The request: Return the records word for word. Any pictures in them are not part of the copy.

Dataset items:
+===+
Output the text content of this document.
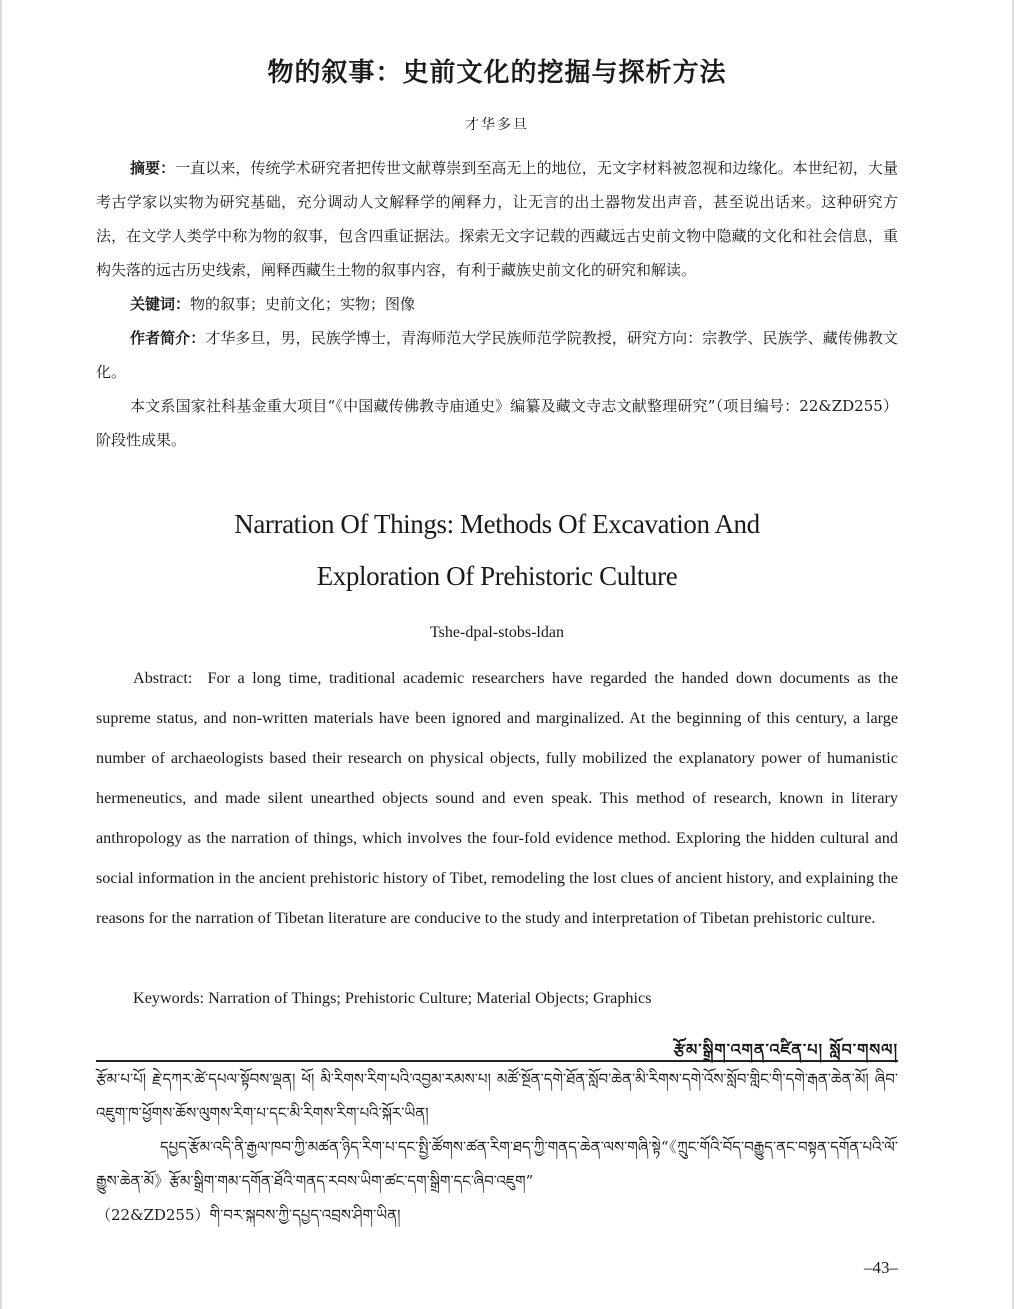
物的叙事：史前文化的挖掘与探析方法
才华多旦

摘要：一直以来，传统学术研究者把传世文献尊崇到至高无上的地位，无文字材料被忽视和边缘化。本世纪初，大量考古学家以实物为研究基础，充分调动人文解释学的阐释力，让无言的出土器物发出声音，甚至说出话来。这种研究方法，在文学人类学中称为物的叙事，包含四重证据法。探索无文字记载的西藏远古史前文物中隐藏的文化和社会信息，重构失落的远古历史线索，阐释西藏生土物的叙事内容，有利于藏族史前文化的研究和解读。

关键词：物的叙事；史前文化；实物；图像

作者简介：才华多旦，男，民族学博士，青海师范大学民族师范学院教授，研究方向：宗教学、民族学、藏传佛教文化。

本文系国家社科基金重大项目“《中国藏传佛教寺庙通史》编纂及藏文寺志文献整理研究”（项目编号：22&ZD255）阶段性成果。

Narration Of Things: Methods Of Excavation And
Exploration Of Prehistoric Culture
Tshe-dpal-stobs-ldan

Abstract: For a long time, traditional academic researchers have regarded the handed down documents as the supreme status, and non-written materials have been ignored and marginalized. At the beginning of this century, a large number of archaeologists based their research on physical objects, fully mobilized the explanatory power of humanistic hermeneutics, and made silent unearthed objects sound and even speak. This method of research, known in literary anthropology as the narration of things, which involves the four-fold evidence method. Exploring the hidden cultural and social information in the ancient prehistoric history of Tibet, remodeling the lost clues of ancient history, and explaining the reasons for the narration of Tibetan literature are conducive to the study and interpretation of Tibetan prehistoric culture.

Keywords: Narration of Things; Prehistoric Culture; Material Objects; Graphics
རྩོམ་སྒྲིག་འགན་འཛིན་པ། སློབ་གསལ།

རྩོམ་པ་པོ། རྗེ་དཀར་ཚེ་དཔལ་སྟོབས་ལྡན། ཕོ། མི་རིགས་རིག་པའི་འབྱམ་རམས་པ། མཚོ་སྔོན་དགེ་ཐོན་སློབ་ཆེན་མི་རིགས་དགེ་འོས་སློབ་གླིང་གི་དགེ་རྒན་ཆེན་མོ། ཞིབ་འཇུག་ཁ་ཕྱོགས་ཆོས་ལུགས་རིག་པ་དང་མི་རིགས་རིག་པའི་སྐོར་ཡིན།

དཔྱད་རྩོམ་འདི་ནི་རྒྱལ་ཁབ་ཀྱི་མཚན་ཉིད་རིག་པ་དང་སྤྱི་ཚོགས་ཚན་རིག་ཐད་ཀྱི་གནད་ཆེན་ལས་གཞི་སྟེ“《ཀྲུང་གོའི་བོད་བརྒྱུད་ནང་བསྟན་དགོན་པའི་ལོ་རྒྱུས་ཆེན་མོ》རྩོམ་སྒྲིག་གམ་དགོན་ཐོའི་གནད་རབས་ཡིག་ཚང་དག་སྒྲིག་དང་ཞིབ་འཇུག”

（22&ZD255）གི་བར་སྐབས་ཀྱི་དཔྱད་འབྲས་ཤིག་ཡིན།

–43–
+===+
Complete answer:
Output the text content of this document.
物的叙事：史前文化的挖掘与探析方法
才华多旦

摘要：一直以来，传统学术研究者把传世文献尊崇到至高无上的地位，无文字材料被忽视和边缘化。本世纪初，大量考古学家以实物为研究基础，充分调动人文解释学的阐释力，让无言的出土器物发出声音，甚至说出话来。这种研究方法，在文学人类学中称为物的叙事，包含四重证据法。探索无文字记载的西藏远古史前文物中隐藏的文化和社会信息，重构失落的远古历史线索，阐释西藏生土物的叙事内容，有利于藏族史前文化的研究和解读。

关键词：物的叙事；史前文化；实物；图像

作者简介：才华多旦，男，民族学博士，青海师范大学民族师范学院教授，研究方向：宗教学、民族学、藏传佛教文化。

本文系国家社科基金重大项目“《中国藏传佛教寺庙通史》编纂及藏文寺志文献整理研究”（项目编号：22&ZD255）阶段性成果。

Narration Of Things: Methods Of Excavation And
Exploration Of Prehistoric Culture
Tshe-dpal-stobs-ldan

Abstract: For a long time, traditional academic researchers have regarded the handed down documents as the supreme status, and non-written materials have been ignored and marginalized. At the beginning of this century, a large number of archaeologists based their research on physical objects, fully mobilized the explanatory power of humanistic hermeneutics, and made silent unearthed objects sound and even speak. This method of research, known in literary anthropology as the narration of things, which involves the four-fold evidence method. Exploring the hidden cultural and social information in the ancient prehistoric history of Tibet, remodeling the lost clues of ancient history, and explaining the reasons for the narration of Tibetan literature are conducive to the study and interpretation of Tibetan prehistoric culture.

Keywords: Narration of Things; Prehistoric Culture; Material Objects; Graphics
རྩོམ་སྒྲིག་འགན་འཛིན་པ། སློབ་གསལ།

རྩོམ་པ་པོ། རྗེ་དཀར་ཚེ་དཔལ་སྟོབས་ལྡན། ཕོ། མི་རིགས་རིག་པའི་འབྱམ་རམས་པ། མཚོ་སྔོན་དགེ་ཐོན་སློབ་ཆེན་མི་རིགས་དགེ་འོས་སློབ་གླིང་གི་དགེ་རྒན་ཆེན་མོ། ཞིབ་འཇུག་ཁ་ཕྱོགས་ཆོས་ལུགས་རིག་པ་དང་མི་རིགས་རིག་པའི་སྐོར་ཡིན།

དཔྱད་རྩོམ་འདི་ནི་རྒྱལ་ཁབ་ཀྱི་མཚན་ཉིད་རིག་པ་དང་སྤྱི་ཚོགས་ཚན་རིག་ཐད་ཀྱི་གནད་ཆེན་ལས་གཞི་སྟེ“《ཀྲུང་གོའི་བོད་བརྒྱུད་ནང་བསྟན་དགོན་པའི་ལོ་རྒྱུས་ཆེན་མོ》རྩོམ་སྒྲིག་གམ་དགོན་ཐོའི་གནད་རབས་ཡིག་ཚང་དག་སྒྲིག་དང་ཞིབ་འཇུག”

（22&ZD255）གི་བར་སྐབས་ཀྱི་དཔྱད་འབྲས་ཤིག་ཡིན།

–43–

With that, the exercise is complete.